WRITTEN TASK: Reproduce the data in its entirety, exactly as supplied.

....................

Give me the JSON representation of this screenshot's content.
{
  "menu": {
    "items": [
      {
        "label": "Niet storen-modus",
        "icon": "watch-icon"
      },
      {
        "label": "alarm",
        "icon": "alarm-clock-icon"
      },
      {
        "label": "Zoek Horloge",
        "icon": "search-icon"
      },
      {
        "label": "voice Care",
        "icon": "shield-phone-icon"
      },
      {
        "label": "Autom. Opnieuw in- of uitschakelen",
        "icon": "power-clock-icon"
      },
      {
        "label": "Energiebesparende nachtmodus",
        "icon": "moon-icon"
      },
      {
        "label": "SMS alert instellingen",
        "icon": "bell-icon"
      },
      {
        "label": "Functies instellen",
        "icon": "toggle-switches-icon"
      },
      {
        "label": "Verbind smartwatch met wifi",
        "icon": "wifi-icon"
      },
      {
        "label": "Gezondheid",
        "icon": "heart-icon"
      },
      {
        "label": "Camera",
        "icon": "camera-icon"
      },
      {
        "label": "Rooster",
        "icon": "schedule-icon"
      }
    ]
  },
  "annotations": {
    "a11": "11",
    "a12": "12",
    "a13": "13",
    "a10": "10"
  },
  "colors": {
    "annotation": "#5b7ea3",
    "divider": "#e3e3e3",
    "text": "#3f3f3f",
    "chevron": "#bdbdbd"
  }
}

....................

ANSWER TO THIS PROBLEM:
Give me the JSON representation of this screenshot's content.
{
  "menu": {
    "items": [
      {
        "label": "Niet storen-modus",
        "icon": "watch-icon"
      },
      {
        "label": "alarm",
        "icon": "alarm-clock-icon"
      },
      {
        "label": "Zoek Horloge",
        "icon": "search-icon"
      },
      {
        "label": "voice Care",
        "icon": "shield-phone-icon"
      },
      {
        "label": "Autom. Opnieuw in- of uitschakelen",
        "icon": "power-clock-icon"
      },
      {
        "label": "Energiebesparende nachtmodus",
        "icon": "moon-icon"
      },
      {
        "label": "SMS alert instellingen",
        "icon": "bell-icon"
      },
      {
        "label": "Functies instellen",
        "icon": "toggle-switches-icon"
      },
      {
        "label": "Verbind smartwatch met wifi",
        "icon": "wifi-icon"
      },
      {
        "label": "Gezondheid",
        "icon": "heart-icon"
      },
      {
        "label": "Camera",
        "icon": "camera-icon"
      },
      {
        "label": "Rooster",
        "icon": "schedule-icon"
      }
    ]
  },
  "annotations": {
    "a11": "11",
    "a12": "12",
    "a13": "13",
    "a10": "10"
  },
  "colors": {
    "annotation": "#5b7ea3",
    "divider": "#e3e3e3",
    "text": "#3f3f3f",
    "chevron": "#bdbdbd"
  }
}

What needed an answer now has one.